Extracts from a graphics dataset:
===============

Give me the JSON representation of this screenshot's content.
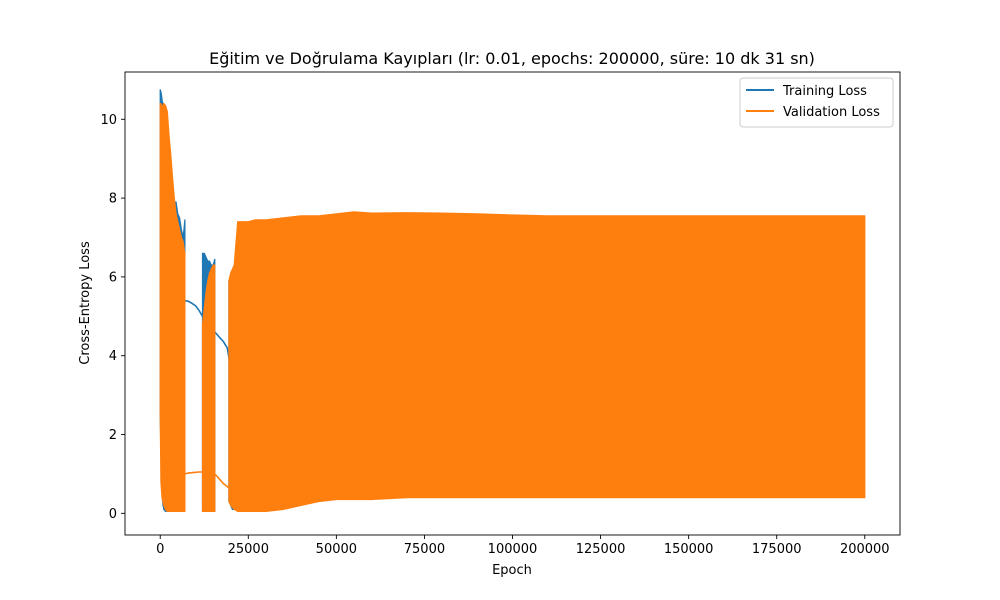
{
  "chart_data": {
    "type": "line",
    "title": "Eğitim ve Doğrulama Kayıpları (lr: 0.01, epochs: 200000, süre: 10 dk 31 sn)",
    "xlabel": "Epoch",
    "ylabel": "Cross-Entropy Loss",
    "xlim": [
      -10000,
      210000
    ],
    "ylim": [
      -0.55,
      11.2
    ],
    "x_ticks": [
      0,
      25000,
      50000,
      75000,
      100000,
      125000,
      150000,
      175000,
      200000
    ],
    "y_ticks": [
      0,
      2,
      4,
      6,
      8,
      10
    ],
    "grid": false,
    "legend_position": "top-right",
    "series": [
      {
        "name": "Training Loss",
        "color": "#1f77b4",
        "segments": [
          {
            "x": [
              0,
              200,
              400,
              600,
              800,
              1000,
              1500,
              2000,
              2500,
              3000,
              3500,
              4000,
              4500,
              5000,
              5500,
              6000,
              6500,
              7000
            ],
            "upper": [
              10.75,
              10.7,
              10.6,
              10.45,
              10.4,
              10.3,
              9.9,
              9.5,
              9.0,
              8.6,
              8.2,
              7.9,
              7.9,
              7.6,
              7.5,
              7.2,
              7.0,
              7.45
            ],
            "lower": [
              2.5,
              1.6,
              0.8,
              0.4,
              0.2,
              0.1,
              0.05,
              0.05,
              0.05,
              0.1,
              0.1,
              0.1,
              0.1,
              0.1,
              0.1,
              0.1,
              0.1,
              0.1
            ]
          },
          {
            "x": [
              12000,
              12500,
              13000,
              13500,
              14000,
              14500,
              15000,
              15500
            ],
            "upper": [
              6.6,
              6.6,
              6.5,
              6.4,
              6.4,
              6.3,
              6.3,
              6.45
            ],
            "lower": [
              0.05,
              0.05,
              0.05,
              0.05,
              0.05,
              0.05,
              0.05,
              0.05
            ]
          },
          {
            "x": [
              19500,
              20000,
              20500,
              21000,
              21500
            ],
            "upper": [
              5.9,
              5.95,
              5.8,
              6.0,
              6.2
            ],
            "lower": [
              0.3,
              0.2,
              0.1,
              0.1,
              0.1
            ]
          }
        ],
        "connector": {
          "x": [
            7000,
            8000,
            9000,
            10000,
            11000,
            12000,
            13000,
            14000,
            15000,
            16000,
            17000,
            18000,
            19000,
            20000
          ],
          "y": [
            5.4,
            5.38,
            5.33,
            5.27,
            5.15,
            5.0,
            4.85,
            4.75,
            4.65,
            4.55,
            4.45,
            4.35,
            4.2,
            3.7
          ]
        }
      },
      {
        "name": "Validation Loss",
        "color": "#ff7f0e",
        "segments": [
          {
            "x": [
              0,
              200,
              500,
              1000,
              1500,
              2000,
              2500,
              3000,
              3500,
              4000,
              4500,
              5000,
              5500,
              6000,
              6500,
              7000
            ],
            "upper": [
              10.4,
              10.4,
              10.3,
              10.4,
              10.35,
              10.2,
              9.6,
              9.1,
              8.5,
              8.0,
              7.6,
              7.4,
              7.2,
              7.0,
              6.9,
              6.6
            ],
            "lower": [
              2.5,
              0.8,
              0.4,
              0.2,
              0.1,
              0.05,
              0.05,
              0.05,
              0.05,
              0.05,
              0.05,
              0.05,
              0.05,
              0.05,
              0.05,
              0.05
            ]
          },
          {
            "x": [
              12000,
              12500,
              13000,
              13500,
              14000,
              14500,
              15000,
              15500
            ],
            "upper": [
              4.8,
              5.2,
              5.6,
              5.9,
              6.1,
              6.2,
              6.3,
              6.3
            ],
            "lower": [
              0.05,
              0.05,
              0.05,
              0.05,
              0.05,
              0.05,
              0.05,
              0.05
            ]
          },
          {
            "x": [
              19500,
              20000,
              21000,
              22000,
              23000,
              25000,
              27000,
              30000,
              35000,
              40000,
              45000,
              50000,
              55000,
              60000,
              70000,
              80000,
              90000,
              100000,
              110000,
              120000,
              130000,
              140000,
              150000,
              160000,
              170000,
              180000,
              190000,
              200000
            ],
            "upper": [
              5.9,
              6.1,
              6.3,
              7.4,
              7.4,
              7.4,
              7.45,
              7.45,
              7.5,
              7.55,
              7.55,
              7.6,
              7.65,
              7.62,
              7.63,
              7.62,
              7.6,
              7.57,
              7.55,
              7.55,
              7.55,
              7.55,
              7.55,
              7.55,
              7.55,
              7.55,
              7.55,
              7.55
            ],
            "lower": [
              0.3,
              0.2,
              0.1,
              0.05,
              0.05,
              0.05,
              0.05,
              0.05,
              0.1,
              0.2,
              0.3,
              0.35,
              0.35,
              0.35,
              0.4,
              0.4,
              0.4,
              0.4,
              0.4,
              0.4,
              0.4,
              0.4,
              0.4,
              0.4,
              0.4,
              0.4,
              0.4,
              0.4
            ]
          }
        ],
        "connector": {
          "x": [
            7000,
            8000,
            9000,
            10000,
            11000,
            12000,
            13000,
            14000,
            15000,
            16000,
            17000,
            18000,
            19000,
            20000
          ],
          "y": [
            1.0,
            1.02,
            1.03,
            1.04,
            1.05,
            1.05,
            1.05,
            1.04,
            1.03,
            0.95,
            0.85,
            0.75,
            0.68,
            0.6
          ]
        }
      }
    ]
  }
}
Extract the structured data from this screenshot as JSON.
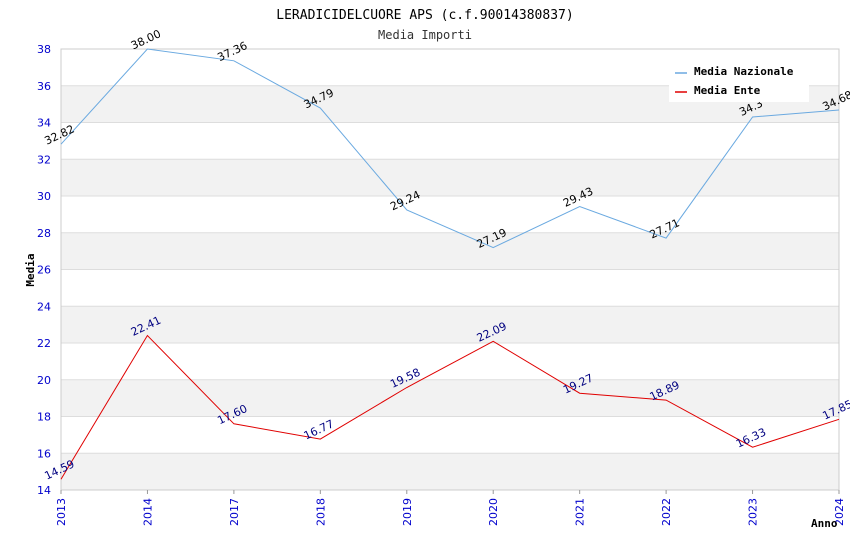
{
  "chart_data": {
    "type": "line",
    "title": "LERADICIDELCUORE APS (c.f.90014380837)",
    "subtitle": "Media Importi",
    "xlabel": "Anno",
    "ylabel": "Media",
    "ylim": [
      14,
      38
    ],
    "yticks": [
      14,
      16,
      18,
      20,
      22,
      24,
      26,
      28,
      30,
      32,
      34,
      36,
      38
    ],
    "categories": [
      "2013",
      "2014",
      "2017",
      "2018",
      "2019",
      "2020",
      "2021",
      "2022",
      "2023",
      "2024"
    ],
    "series": [
      {
        "name": "Media Nazionale",
        "color": "#6aa9e0",
        "label_color": "#000000",
        "values": [
          32.82,
          38.0,
          37.36,
          34.79,
          29.24,
          27.19,
          29.43,
          27.71,
          34.3,
          34.68
        ],
        "labels": [
          "32.82",
          "38.00",
          "37.36",
          "34.79",
          "29.24",
          "27.19",
          "29.43",
          "27.71",
          "34.3",
          "34.68"
        ]
      },
      {
        "name": "Media Ente",
        "color": "#e00000",
        "label_color": "#000080",
        "values": [
          14.59,
          22.41,
          17.6,
          16.77,
          19.58,
          22.09,
          19.27,
          18.89,
          16.33,
          17.85
        ],
        "labels": [
          "14.59",
          "22.41",
          "17.60",
          "16.77",
          "19.58",
          "22.09",
          "19.27",
          "18.89",
          "16.33",
          "17.85"
        ]
      }
    ],
    "grid": true,
    "legend_position": "top-right"
  }
}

===============

_Goal:_ Your task is to set down the records shown above exactly, minus any pictures.

_Solution to the problem:_
Give me the JSON representation of this screenshot's content.
{
  "chart_data": {
    "type": "line",
    "title": "Eğitim ve Doğrulama Kayıpları (lr: 0.01, epochs: 200000, süre: 10 dk 31 sn)",
    "xlabel": "Epoch",
    "ylabel": "Cross-Entropy Loss",
    "xlim": [
      -10000,
      210000
    ],
    "ylim": [
      -0.55,
      11.2
    ],
    "x_ticks": [
      0,
      25000,
      50000,
      75000,
      100000,
      125000,
      150000,
      175000,
      200000
    ],
    "y_ticks": [
      0,
      2,
      4,
      6,
      8,
      10
    ],
    "grid": false,
    "legend_position": "top-right",
    "series": [
      {
        "name": "Training Loss",
        "color": "#1f77b4",
        "segments": [
          {
            "x": [
              0,
              200,
              400,
              600,
              800,
              1000,
              1500,
              2000,
              2500,
              3000,
              3500,
              4000,
              4500,
              5000,
              5500,
              6000,
              6500,
              7000
            ],
            "upper": [
              10.75,
              10.7,
              10.6,
              10.45,
              10.4,
              10.3,
              9.9,
              9.5,
              9.0,
              8.6,
              8.2,
              7.9,
              7.9,
              7.6,
              7.5,
              7.2,
              7.0,
              7.45
            ],
            "lower": [
              2.5,
              1.6,
              0.8,
              0.4,
              0.2,
              0.1,
              0.05,
              0.05,
              0.05,
              0.1,
              0.1,
              0.1,
              0.1,
              0.1,
              0.1,
              0.1,
              0.1,
              0.1
            ]
          },
          {
            "x": [
              12000,
              12500,
              13000,
              13500,
              14000,
              14500,
              15000,
              15500
            ],
            "upper": [
              6.6,
              6.6,
              6.5,
              6.4,
              6.4,
              6.3,
              6.3,
              6.45
            ],
            "lower": [
              0.05,
              0.05,
              0.05,
              0.05,
              0.05,
              0.05,
              0.05,
              0.05
            ]
          },
          {
            "x": [
              19500,
              20000,
              20500,
              21000,
              21500
            ],
            "upper": [
              5.9,
              5.95,
              5.8,
              6.0,
              6.2
            ],
            "lower": [
              0.3,
              0.2,
              0.1,
              0.1,
              0.1
            ]
          }
        ],
        "connector": {
          "x": [
            7000,
            8000,
            9000,
            10000,
            11000,
            12000,
            13000,
            14000,
            15000,
            16000,
            17000,
            18000,
            19000,
            20000
          ],
          "y": [
            5.4,
            5.38,
            5.33,
            5.27,
            5.15,
            5.0,
            4.85,
            4.75,
            4.65,
            4.55,
            4.45,
            4.35,
            4.2,
            3.7
          ]
        }
      },
      {
        "name": "Validation Loss",
        "color": "#ff7f0e",
        "segments": [
          {
            "x": [
              0,
              200,
              500,
              1000,
              1500,
              2000,
              2500,
              3000,
              3500,
              4000,
              4500,
              5000,
              5500,
              6000,
              6500,
              7000
            ],
            "upper": [
              10.4,
              10.4,
              10.3,
              10.4,
              10.35,
              10.2,
              9.6,
              9.1,
              8.5,
              8.0,
              7.6,
              7.4,
              7.2,
              7.0,
              6.9,
              6.6
            ],
            "lower": [
              2.5,
              0.8,
              0.4,
              0.2,
              0.1,
              0.05,
              0.05,
              0.05,
              0.05,
              0.05,
              0.05,
              0.05,
              0.05,
              0.05,
              0.05,
              0.05
            ]
          },
          {
            "x": [
              12000,
              12500,
              13000,
              13500,
              14000,
              14500,
              15000,
              15500
            ],
            "upper": [
              4.8,
              5.2,
              5.6,
              5.9,
              6.1,
              6.2,
              6.3,
              6.3
            ],
            "lower": [
              0.05,
              0.05,
              0.05,
              0.05,
              0.05,
              0.05,
              0.05,
              0.05
            ]
          },
          {
            "x": [
              19500,
              20000,
              21000,
              22000,
              23000,
              25000,
              27000,
              30000,
              35000,
              40000,
              45000,
              50000,
              55000,
              60000,
              70000,
              80000,
              90000,
              100000,
              110000,
              120000,
              130000,
              140000,
              150000,
              160000,
              170000,
              180000,
              190000,
              200000
            ],
            "upper": [
              5.9,
              6.1,
              6.3,
              7.4,
              7.4,
              7.4,
              7.45,
              7.45,
              7.5,
              7.55,
              7.55,
              7.6,
              7.65,
              7.62,
              7.63,
              7.62,
              7.6,
              7.57,
              7.55,
              7.55,
              7.55,
              7.55,
              7.55,
              7.55,
              7.55,
              7.55,
              7.55,
              7.55
            ],
            "lower": [
              0.3,
              0.2,
              0.1,
              0.05,
              0.05,
              0.05,
              0.05,
              0.05,
              0.1,
              0.2,
              0.3,
              0.35,
              0.35,
              0.35,
              0.4,
              0.4,
              0.4,
              0.4,
              0.4,
              0.4,
              0.4,
              0.4,
              0.4,
              0.4,
              0.4,
              0.4,
              0.4,
              0.4
            ]
          }
        ],
        "connector": {
          "x": [
            7000,
            8000,
            9000,
            10000,
            11000,
            12000,
            13000,
            14000,
            15000,
            16000,
            17000,
            18000,
            19000,
            20000
          ],
          "y": [
            1.0,
            1.02,
            1.03,
            1.04,
            1.05,
            1.05,
            1.05,
            1.04,
            1.03,
            0.95,
            0.85,
            0.75,
            0.68,
            0.6
          ]
        }
      }
    ]
  }
}
Extract the structured data from this screenshot as JSON.
{
  "chart_data": {
    "type": "line",
    "title": "LERADICIDELCUORE APS (c.f.90014380837)",
    "subtitle": "Media Importi",
    "xlabel": "Anno",
    "ylabel": "Media",
    "ylim": [
      14,
      38
    ],
    "yticks": [
      14,
      16,
      18,
      20,
      22,
      24,
      26,
      28,
      30,
      32,
      34,
      36,
      38
    ],
    "categories": [
      "2013",
      "2014",
      "2017",
      "2018",
      "2019",
      "2020",
      "2021",
      "2022",
      "2023",
      "2024"
    ],
    "series": [
      {
        "name": "Media Nazionale",
        "color": "#6aa9e0",
        "label_color": "#000000",
        "values": [
          32.82,
          38.0,
          37.36,
          34.79,
          29.24,
          27.19,
          29.43,
          27.71,
          34.3,
          34.68
        ],
        "labels": [
          "32.82",
          "38.00",
          "37.36",
          "34.79",
          "29.24",
          "27.19",
          "29.43",
          "27.71",
          "34.3",
          "34.68"
        ]
      },
      {
        "name": "Media Ente",
        "color": "#e00000",
        "label_color": "#000080",
        "values": [
          14.59,
          22.41,
          17.6,
          16.77,
          19.58,
          22.09,
          19.27,
          18.89,
          16.33,
          17.85
        ],
        "labels": [
          "14.59",
          "22.41",
          "17.60",
          "16.77",
          "19.58",
          "22.09",
          "19.27",
          "18.89",
          "16.33",
          "17.85"
        ]
      }
    ],
    "grid": true,
    "legend_position": "top-right"
  }
}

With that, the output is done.